WHAT YOU NEED TO DO:
All of the data below must be repeated exactly.

DATA SUPPLIED:
☆ ☆ ☆ ☆ ☆
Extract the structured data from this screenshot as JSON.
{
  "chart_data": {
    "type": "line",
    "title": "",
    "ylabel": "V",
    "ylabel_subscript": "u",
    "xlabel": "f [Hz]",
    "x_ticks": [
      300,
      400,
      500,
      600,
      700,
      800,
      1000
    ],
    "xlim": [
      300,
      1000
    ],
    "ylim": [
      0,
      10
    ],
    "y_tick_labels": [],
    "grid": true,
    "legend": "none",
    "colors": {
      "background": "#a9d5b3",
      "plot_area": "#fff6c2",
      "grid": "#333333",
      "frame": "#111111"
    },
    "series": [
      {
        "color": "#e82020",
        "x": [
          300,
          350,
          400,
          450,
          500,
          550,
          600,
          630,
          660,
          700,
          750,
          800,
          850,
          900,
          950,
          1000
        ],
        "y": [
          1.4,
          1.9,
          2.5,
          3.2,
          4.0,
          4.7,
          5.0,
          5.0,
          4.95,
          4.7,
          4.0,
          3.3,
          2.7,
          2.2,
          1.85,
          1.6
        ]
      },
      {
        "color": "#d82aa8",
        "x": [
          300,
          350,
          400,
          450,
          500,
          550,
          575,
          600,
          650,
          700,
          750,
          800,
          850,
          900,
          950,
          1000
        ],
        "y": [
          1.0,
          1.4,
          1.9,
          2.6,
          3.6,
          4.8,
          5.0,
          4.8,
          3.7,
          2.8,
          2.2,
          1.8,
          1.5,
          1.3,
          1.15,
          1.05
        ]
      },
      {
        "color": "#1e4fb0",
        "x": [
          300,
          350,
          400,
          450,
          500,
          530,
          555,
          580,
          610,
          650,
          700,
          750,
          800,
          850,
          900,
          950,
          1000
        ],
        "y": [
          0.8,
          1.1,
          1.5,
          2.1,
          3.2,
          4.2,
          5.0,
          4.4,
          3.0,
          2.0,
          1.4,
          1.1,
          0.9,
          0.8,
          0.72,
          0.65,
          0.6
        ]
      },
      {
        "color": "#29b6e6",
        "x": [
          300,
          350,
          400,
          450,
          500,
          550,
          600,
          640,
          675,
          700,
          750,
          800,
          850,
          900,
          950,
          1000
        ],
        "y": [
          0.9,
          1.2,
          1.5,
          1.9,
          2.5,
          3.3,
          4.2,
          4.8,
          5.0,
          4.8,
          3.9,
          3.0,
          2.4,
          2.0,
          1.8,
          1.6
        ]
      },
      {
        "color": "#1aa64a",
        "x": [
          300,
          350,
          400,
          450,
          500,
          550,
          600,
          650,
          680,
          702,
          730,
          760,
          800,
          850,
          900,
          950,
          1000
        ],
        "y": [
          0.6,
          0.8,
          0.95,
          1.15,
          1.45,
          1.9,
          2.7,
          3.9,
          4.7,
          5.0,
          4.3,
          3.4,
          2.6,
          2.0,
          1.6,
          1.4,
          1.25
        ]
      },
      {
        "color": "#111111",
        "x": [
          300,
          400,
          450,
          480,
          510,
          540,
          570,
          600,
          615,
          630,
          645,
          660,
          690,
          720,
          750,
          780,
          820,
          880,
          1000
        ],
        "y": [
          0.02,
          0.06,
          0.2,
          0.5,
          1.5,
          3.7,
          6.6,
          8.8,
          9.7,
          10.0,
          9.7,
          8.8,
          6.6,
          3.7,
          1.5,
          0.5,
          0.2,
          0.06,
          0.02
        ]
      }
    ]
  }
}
☆ ☆ ☆ ☆ ☆
REPLY:
Extract the structured data from this screenshot as JSON.
{
  "chart_data": {
    "type": "line",
    "title": "",
    "ylabel": "V",
    "ylabel_subscript": "u",
    "xlabel": "f [Hz]",
    "x_ticks": [
      300,
      400,
      500,
      600,
      700,
      800,
      1000
    ],
    "xlim": [
      300,
      1000
    ],
    "ylim": [
      0,
      10
    ],
    "y_tick_labels": [],
    "grid": true,
    "legend": "none",
    "colors": {
      "background": "#a9d5b3",
      "plot_area": "#fff6c2",
      "grid": "#333333",
      "frame": "#111111"
    },
    "series": [
      {
        "color": "#e82020",
        "x": [
          300,
          350,
          400,
          450,
          500,
          550,
          600,
          630,
          660,
          700,
          750,
          800,
          850,
          900,
          950,
          1000
        ],
        "y": [
          1.4,
          1.9,
          2.5,
          3.2,
          4.0,
          4.7,
          5.0,
          5.0,
          4.95,
          4.7,
          4.0,
          3.3,
          2.7,
          2.2,
          1.85,
          1.6
        ]
      },
      {
        "color": "#d82aa8",
        "x": [
          300,
          350,
          400,
          450,
          500,
          550,
          575,
          600,
          650,
          700,
          750,
          800,
          850,
          900,
          950,
          1000
        ],
        "y": [
          1.0,
          1.4,
          1.9,
          2.6,
          3.6,
          4.8,
          5.0,
          4.8,
          3.7,
          2.8,
          2.2,
          1.8,
          1.5,
          1.3,
          1.15,
          1.05
        ]
      },
      {
        "color": "#1e4fb0",
        "x": [
          300,
          350,
          400,
          450,
          500,
          530,
          555,
          580,
          610,
          650,
          700,
          750,
          800,
          850,
          900,
          950,
          1000
        ],
        "y": [
          0.8,
          1.1,
          1.5,
          2.1,
          3.2,
          4.2,
          5.0,
          4.4,
          3.0,
          2.0,
          1.4,
          1.1,
          0.9,
          0.8,
          0.72,
          0.65,
          0.6
        ]
      },
      {
        "color": "#29b6e6",
        "x": [
          300,
          350,
          400,
          450,
          500,
          550,
          600,
          640,
          675,
          700,
          750,
          800,
          850,
          900,
          950,
          1000
        ],
        "y": [
          0.9,
          1.2,
          1.5,
          1.9,
          2.5,
          3.3,
          4.2,
          4.8,
          5.0,
          4.8,
          3.9,
          3.0,
          2.4,
          2.0,
          1.8,
          1.6
        ]
      },
      {
        "color": "#1aa64a",
        "x": [
          300,
          350,
          400,
          450,
          500,
          550,
          600,
          650,
          680,
          702,
          730,
          760,
          800,
          850,
          900,
          950,
          1000
        ],
        "y": [
          0.6,
          0.8,
          0.95,
          1.15,
          1.45,
          1.9,
          2.7,
          3.9,
          4.7,
          5.0,
          4.3,
          3.4,
          2.6,
          2.0,
          1.6,
          1.4,
          1.25
        ]
      },
      {
        "color": "#111111",
        "x": [
          300,
          400,
          450,
          480,
          510,
          540,
          570,
          600,
          615,
          630,
          645,
          660,
          690,
          720,
          750,
          780,
          820,
          880,
          1000
        ],
        "y": [
          0.02,
          0.06,
          0.2,
          0.5,
          1.5,
          3.7,
          6.6,
          8.8,
          9.7,
          10.0,
          9.7,
          8.8,
          6.6,
          3.7,
          1.5,
          0.5,
          0.2,
          0.06,
          0.02
        ]
      }
    ]
  }
}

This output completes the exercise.